▶ _EXERCISE BRIEF_: Skip the pictures. Repeat everything else in the records word for word.
▬▬▬
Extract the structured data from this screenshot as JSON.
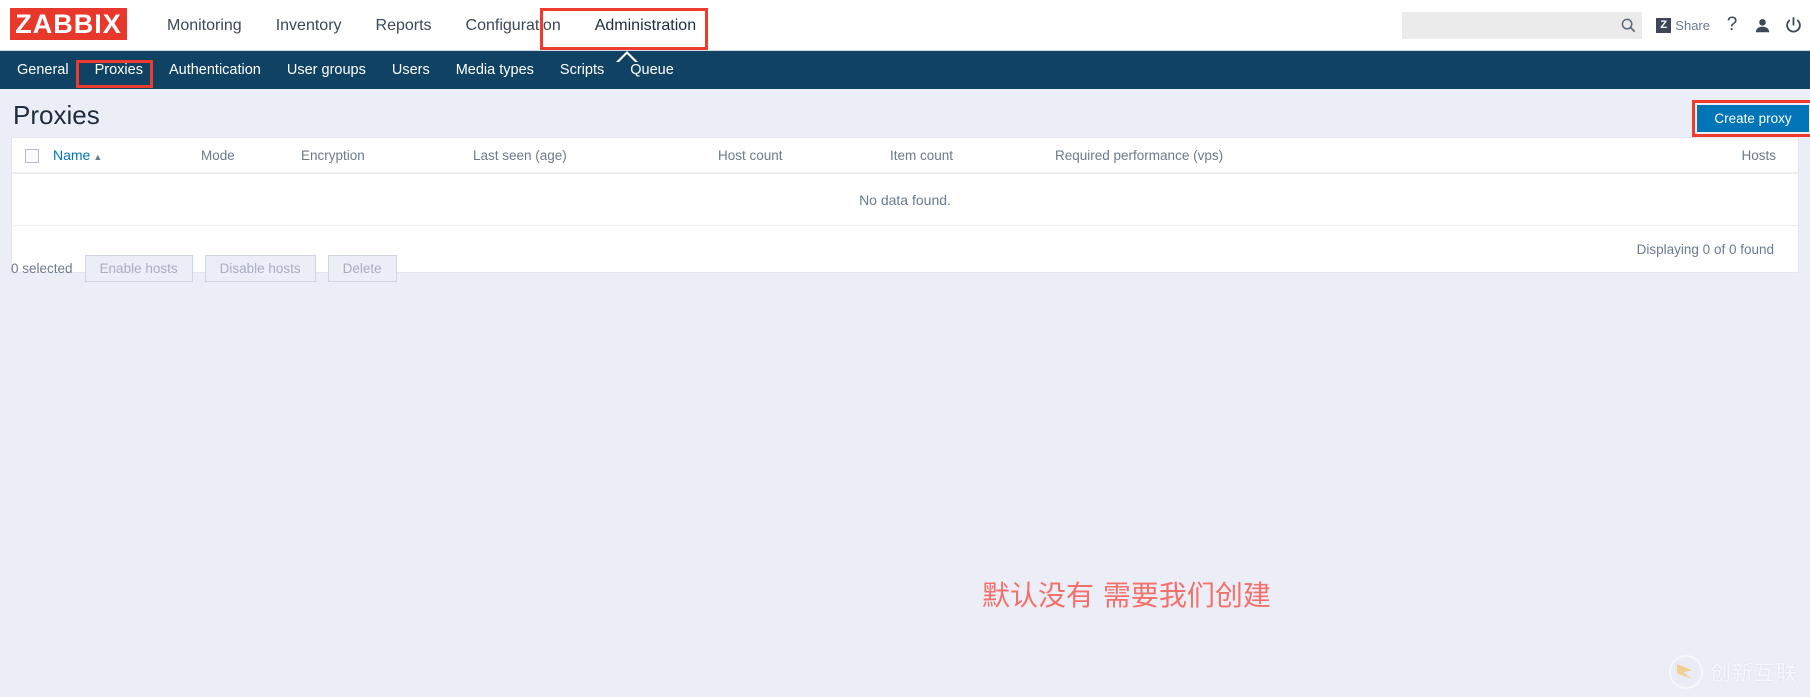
{
  "header": {
    "logo_text": "ZABBIX",
    "logo_color": "#e8372b",
    "nav": [
      {
        "label": "Monitoring"
      },
      {
        "label": "Inventory"
      },
      {
        "label": "Reports"
      },
      {
        "label": "Configuration"
      },
      {
        "label": "Administration"
      }
    ],
    "search": {
      "value": "",
      "placeholder": ""
    },
    "share_badge": "Z",
    "share_label": "Share",
    "help_label": "?"
  },
  "subnav": {
    "items": [
      {
        "label": "General"
      },
      {
        "label": "Proxies"
      },
      {
        "label": "Authentication"
      },
      {
        "label": "User groups"
      },
      {
        "label": "Users"
      },
      {
        "label": "Media types"
      },
      {
        "label": "Scripts"
      },
      {
        "label": "Queue"
      }
    ],
    "active": "Proxies",
    "background": "#0f4263"
  },
  "page": {
    "title": "Proxies",
    "create_button": "Create proxy",
    "create_button_color": "#0275b8"
  },
  "table": {
    "columns": [
      {
        "label": "Name",
        "sort": "▲"
      },
      {
        "label": "Mode"
      },
      {
        "label": "Encryption"
      },
      {
        "label": "Last seen (age)"
      },
      {
        "label": "Host count"
      },
      {
        "label": "Item count"
      },
      {
        "label": "Required performance (vps)"
      },
      {
        "label": "Hosts"
      }
    ],
    "rows": [],
    "empty_message": "No data found.",
    "footer": "Displaying 0 of 0 found"
  },
  "actions": {
    "selected_text": "0 selected",
    "buttons": [
      {
        "label": "Enable hosts",
        "disabled": true
      },
      {
        "label": "Disable hosts",
        "disabled": true
      },
      {
        "label": "Delete",
        "disabled": true
      }
    ]
  },
  "annotations": {
    "note_text": "默认没有 需要我们创建",
    "note_color": "#f4706b",
    "highlight_color": "#ef3b2d"
  },
  "watermark": {
    "text": "创新互联"
  }
}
▬▬▬
▶ _REPLY_:
Extract the structured data from this screenshot as JSON.
{
  "header": {
    "logo_text": "ZABBIX",
    "logo_color": "#e8372b",
    "nav": [
      {
        "label": "Monitoring"
      },
      {
        "label": "Inventory"
      },
      {
        "label": "Reports"
      },
      {
        "label": "Configuration"
      },
      {
        "label": "Administration"
      }
    ],
    "search": {
      "value": "",
      "placeholder": ""
    },
    "share_badge": "Z",
    "share_label": "Share",
    "help_label": "?"
  },
  "subnav": {
    "items": [
      {
        "label": "General"
      },
      {
        "label": "Proxies"
      },
      {
        "label": "Authentication"
      },
      {
        "label": "User groups"
      },
      {
        "label": "Users"
      },
      {
        "label": "Media types"
      },
      {
        "label": "Scripts"
      },
      {
        "label": "Queue"
      }
    ],
    "active": "Proxies",
    "background": "#0f4263"
  },
  "page": {
    "title": "Proxies",
    "create_button": "Create proxy",
    "create_button_color": "#0275b8"
  },
  "table": {
    "columns": [
      {
        "label": "Name",
        "sort": "▲"
      },
      {
        "label": "Mode"
      },
      {
        "label": "Encryption"
      },
      {
        "label": "Last seen (age)"
      },
      {
        "label": "Host count"
      },
      {
        "label": "Item count"
      },
      {
        "label": "Required performance (vps)"
      },
      {
        "label": "Hosts"
      }
    ],
    "rows": [],
    "empty_message": "No data found.",
    "footer": "Displaying 0 of 0 found"
  },
  "actions": {
    "selected_text": "0 selected",
    "buttons": [
      {
        "label": "Enable hosts",
        "disabled": true
      },
      {
        "label": "Disable hosts",
        "disabled": true
      },
      {
        "label": "Delete",
        "disabled": true
      }
    ]
  },
  "annotations": {
    "note_text": "默认没有 需要我们创建",
    "note_color": "#f4706b",
    "highlight_color": "#ef3b2d"
  },
  "watermark": {
    "text": "创新互联"
  }
}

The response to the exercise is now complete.